YOUR GOAL - Reproduce the records below exactly as they appear, omitting any pictures they contain.

⟨

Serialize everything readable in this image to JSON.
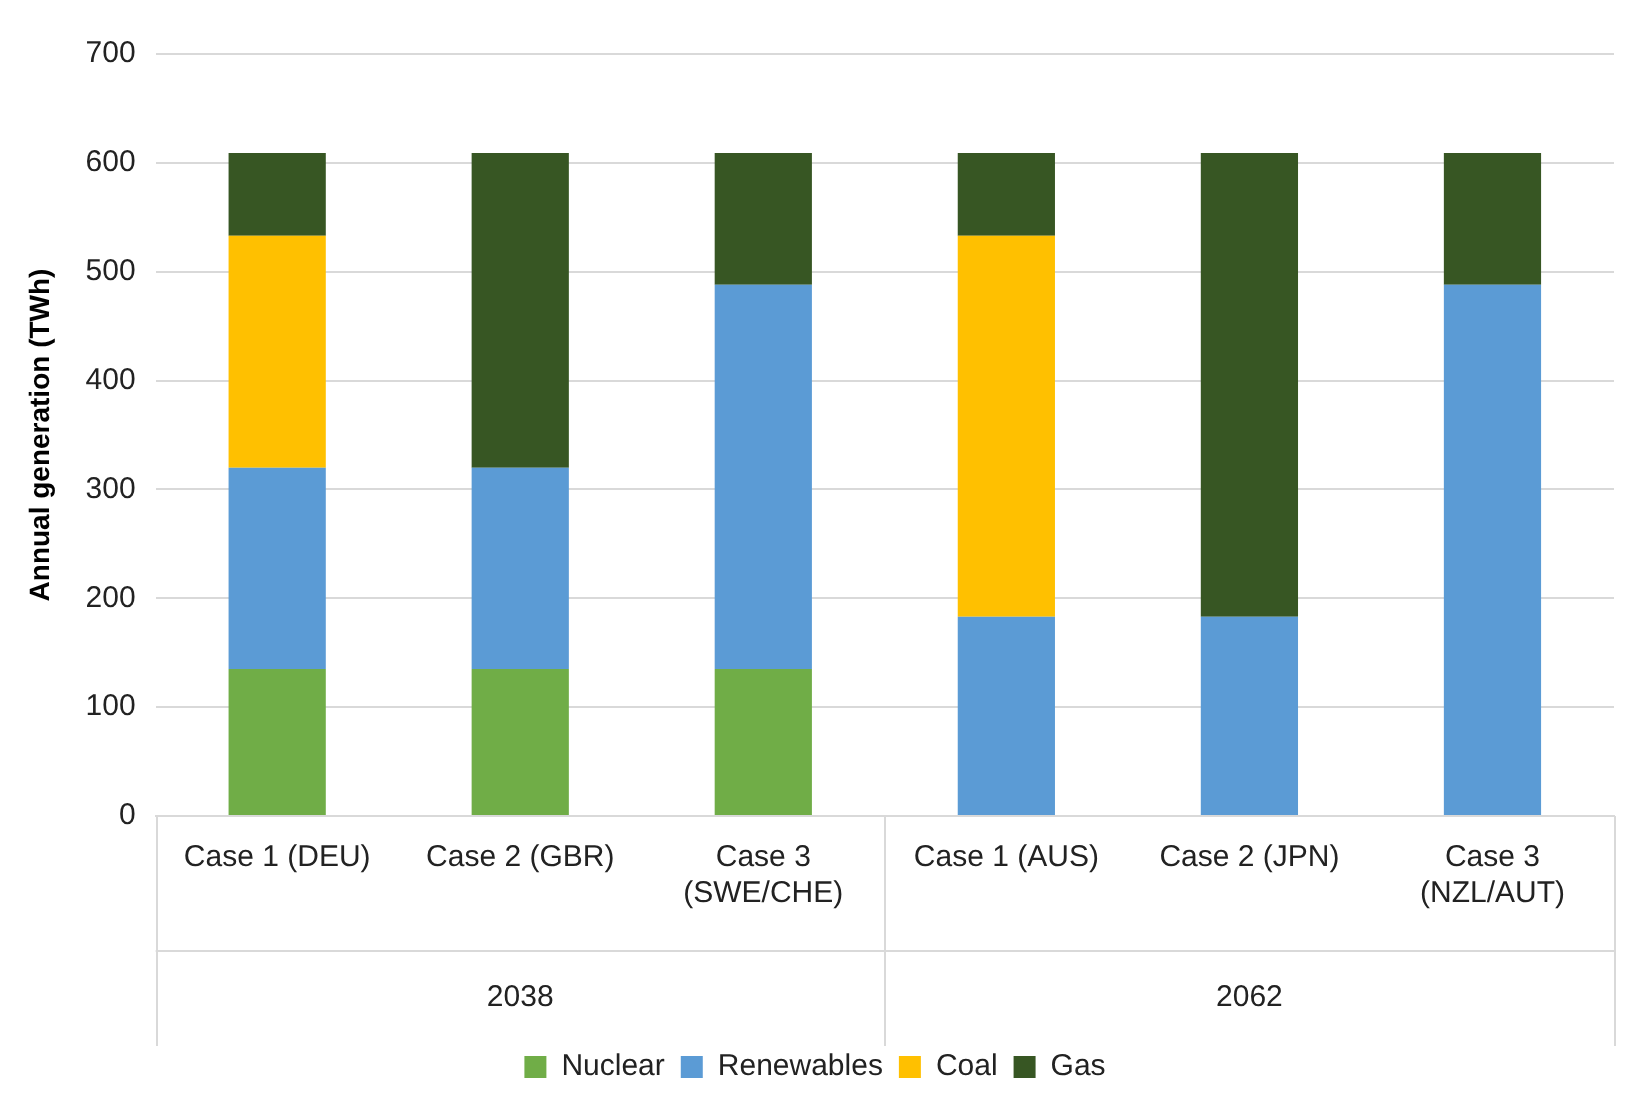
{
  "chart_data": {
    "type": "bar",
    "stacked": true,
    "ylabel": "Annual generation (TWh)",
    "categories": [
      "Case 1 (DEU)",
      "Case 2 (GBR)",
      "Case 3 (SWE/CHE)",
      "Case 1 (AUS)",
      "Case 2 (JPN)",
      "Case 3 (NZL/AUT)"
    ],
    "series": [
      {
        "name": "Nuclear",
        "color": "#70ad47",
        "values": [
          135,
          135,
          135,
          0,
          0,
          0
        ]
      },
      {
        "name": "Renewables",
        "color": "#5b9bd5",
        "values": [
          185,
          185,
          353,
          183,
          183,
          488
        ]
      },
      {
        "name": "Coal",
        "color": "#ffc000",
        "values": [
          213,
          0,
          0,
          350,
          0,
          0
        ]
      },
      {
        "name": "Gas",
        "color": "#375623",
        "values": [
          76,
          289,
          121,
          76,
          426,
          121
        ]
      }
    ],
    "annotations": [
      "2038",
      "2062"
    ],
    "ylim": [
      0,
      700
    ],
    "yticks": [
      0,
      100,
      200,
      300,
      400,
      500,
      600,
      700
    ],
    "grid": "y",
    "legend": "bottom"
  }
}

⟩

FINISHED EXERCISE -
Serialize everything readable in this image to JSON.
{
  "chart_data": {
    "type": "bar",
    "stacked": true,
    "ylabel": "Annual generation (TWh)",
    "categories": [
      "Case 1 (DEU)",
      "Case 2 (GBR)",
      "Case 3 (SWE/CHE)",
      "Case 1 (AUS)",
      "Case 2 (JPN)",
      "Case 3 (NZL/AUT)"
    ],
    "series": [
      {
        "name": "Nuclear",
        "color": "#70ad47",
        "values": [
          135,
          135,
          135,
          0,
          0,
          0
        ]
      },
      {
        "name": "Renewables",
        "color": "#5b9bd5",
        "values": [
          185,
          185,
          353,
          183,
          183,
          488
        ]
      },
      {
        "name": "Coal",
        "color": "#ffc000",
        "values": [
          213,
          0,
          0,
          350,
          0,
          0
        ]
      },
      {
        "name": "Gas",
        "color": "#375623",
        "values": [
          76,
          289,
          121,
          76,
          426,
          121
        ]
      }
    ],
    "annotations": [
      "2038",
      "2062"
    ],
    "ylim": [
      0,
      700
    ],
    "yticks": [
      0,
      100,
      200,
      300,
      400,
      500,
      600,
      700
    ],
    "grid": "y",
    "legend": "bottom"
  }
}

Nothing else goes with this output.